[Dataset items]
____

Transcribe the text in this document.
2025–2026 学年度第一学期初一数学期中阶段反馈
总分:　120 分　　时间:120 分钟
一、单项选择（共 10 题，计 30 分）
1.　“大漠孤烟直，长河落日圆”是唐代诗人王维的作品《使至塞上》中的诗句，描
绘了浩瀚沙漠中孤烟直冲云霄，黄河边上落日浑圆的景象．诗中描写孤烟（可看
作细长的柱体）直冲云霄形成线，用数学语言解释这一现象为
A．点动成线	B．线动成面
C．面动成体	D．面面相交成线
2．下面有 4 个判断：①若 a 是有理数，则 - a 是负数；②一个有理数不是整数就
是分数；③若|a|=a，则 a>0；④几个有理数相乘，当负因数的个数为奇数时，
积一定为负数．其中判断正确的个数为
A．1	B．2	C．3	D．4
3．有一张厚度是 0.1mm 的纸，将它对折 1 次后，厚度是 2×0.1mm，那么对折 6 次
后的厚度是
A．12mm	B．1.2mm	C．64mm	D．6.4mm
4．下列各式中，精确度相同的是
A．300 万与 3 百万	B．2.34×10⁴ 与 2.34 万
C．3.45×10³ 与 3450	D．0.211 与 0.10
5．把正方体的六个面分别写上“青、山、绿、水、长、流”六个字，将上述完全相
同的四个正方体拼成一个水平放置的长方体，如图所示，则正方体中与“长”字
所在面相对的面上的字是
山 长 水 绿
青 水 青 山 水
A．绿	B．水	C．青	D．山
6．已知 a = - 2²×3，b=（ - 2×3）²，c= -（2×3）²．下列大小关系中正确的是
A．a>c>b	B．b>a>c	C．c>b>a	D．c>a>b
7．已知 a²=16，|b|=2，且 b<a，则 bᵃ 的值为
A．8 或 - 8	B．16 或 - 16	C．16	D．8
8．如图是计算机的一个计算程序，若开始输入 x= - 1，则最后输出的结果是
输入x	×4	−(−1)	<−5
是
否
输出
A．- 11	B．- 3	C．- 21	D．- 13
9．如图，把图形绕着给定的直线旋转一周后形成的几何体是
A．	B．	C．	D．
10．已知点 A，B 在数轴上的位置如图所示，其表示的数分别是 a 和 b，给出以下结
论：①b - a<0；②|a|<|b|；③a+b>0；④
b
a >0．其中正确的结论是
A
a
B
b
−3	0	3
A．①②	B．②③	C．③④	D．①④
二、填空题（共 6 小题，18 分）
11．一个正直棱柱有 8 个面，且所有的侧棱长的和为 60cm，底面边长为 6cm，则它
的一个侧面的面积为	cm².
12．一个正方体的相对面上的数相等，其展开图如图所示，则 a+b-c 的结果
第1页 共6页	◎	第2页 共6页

____

WORK INSTRUCTIONS → Transcribe each entry precisely, missing none.

FINAL ANSWER →
Transcribe the text in this document.
2025–2026 学年度第一学期初一数学期中阶段反馈
总分:　120 分　　时间:120 分钟
一、单项选择（共 10 题，计 30 分）
1.　“大漠孤烟直，长河落日圆”是唐代诗人王维的作品《使至塞上》中的诗句，描
绘了浩瀚沙漠中孤烟直冲云霄，黄河边上落日浑圆的景象．诗中描写孤烟（可看
作细长的柱体）直冲云霄形成线，用数学语言解释这一现象为
A．点动成线	B．线动成面
C．面动成体	D．面面相交成线
2．下面有 4 个判断：①若 a 是有理数，则 - a 是负数；②一个有理数不是整数就
是分数；③若|a|=a，则 a>0；④几个有理数相乘，当负因数的个数为奇数时，
积一定为负数．其中判断正确的个数为
A．1	B．2	C．3	D．4
3．有一张厚度是 0.1mm 的纸，将它对折 1 次后，厚度是 2×0.1mm，那么对折 6 次
后的厚度是
A．12mm	B．1.2mm	C．64mm	D．6.4mm
4．下列各式中，精确度相同的是
A．300 万与 3 百万	B．2.34×10⁴ 与 2.34 万
C．3.45×10³ 与 3450	D．0.211 与 0.10
5．把正方体的六个面分别写上“青、山、绿、水、长、流”六个字，将上述完全相
同的四个正方体拼成一个水平放置的长方体，如图所示，则正方体中与“长”字
所在面相对的面上的字是
山 长 水 绿
青 水 青 山 水
A．绿	B．水	C．青	D．山
6．已知 a = - 2²×3，b=（ - 2×3）²，c= -（2×3）²．下列大小关系中正确的是
A．a>c>b	B．b>a>c	C．c>b>a	D．c>a>b
7．已知 a²=16，|b|=2，且 b<a，则 bᵃ 的值为
A．8 或 - 8	B．16 或 - 16	C．16	D．8
8．如图是计算机的一个计算程序，若开始输入 x= - 1，则最后输出的结果是
输入x	×4	−(−1)	<−5
是
否
输出
A．- 11	B．- 3	C．- 21	D．- 13
9．如图，把图形绕着给定的直线旋转一周后形成的几何体是
A．	B．	C．	D．
10．已知点 A，B 在数轴上的位置如图所示，其表示的数分别是 a 和 b，给出以下结
论：①b - a<0；②|a|<|b|；③a+b>0；④
b
a >0．其中正确的结论是
A
a
B
b
−3	0	3
A．①②	B．②③	C．③④	D．①④
二、填空题（共 6 小题，18 分）
11．一个正直棱柱有 8 个面，且所有的侧棱长的和为 60cm，底面边长为 6cm，则它
的一个侧面的面积为	cm².
12．一个正方体的相对面上的数相等，其展开图如图所示，则 a+b-c 的结果
第1页 共6页	◎	第2页 共6页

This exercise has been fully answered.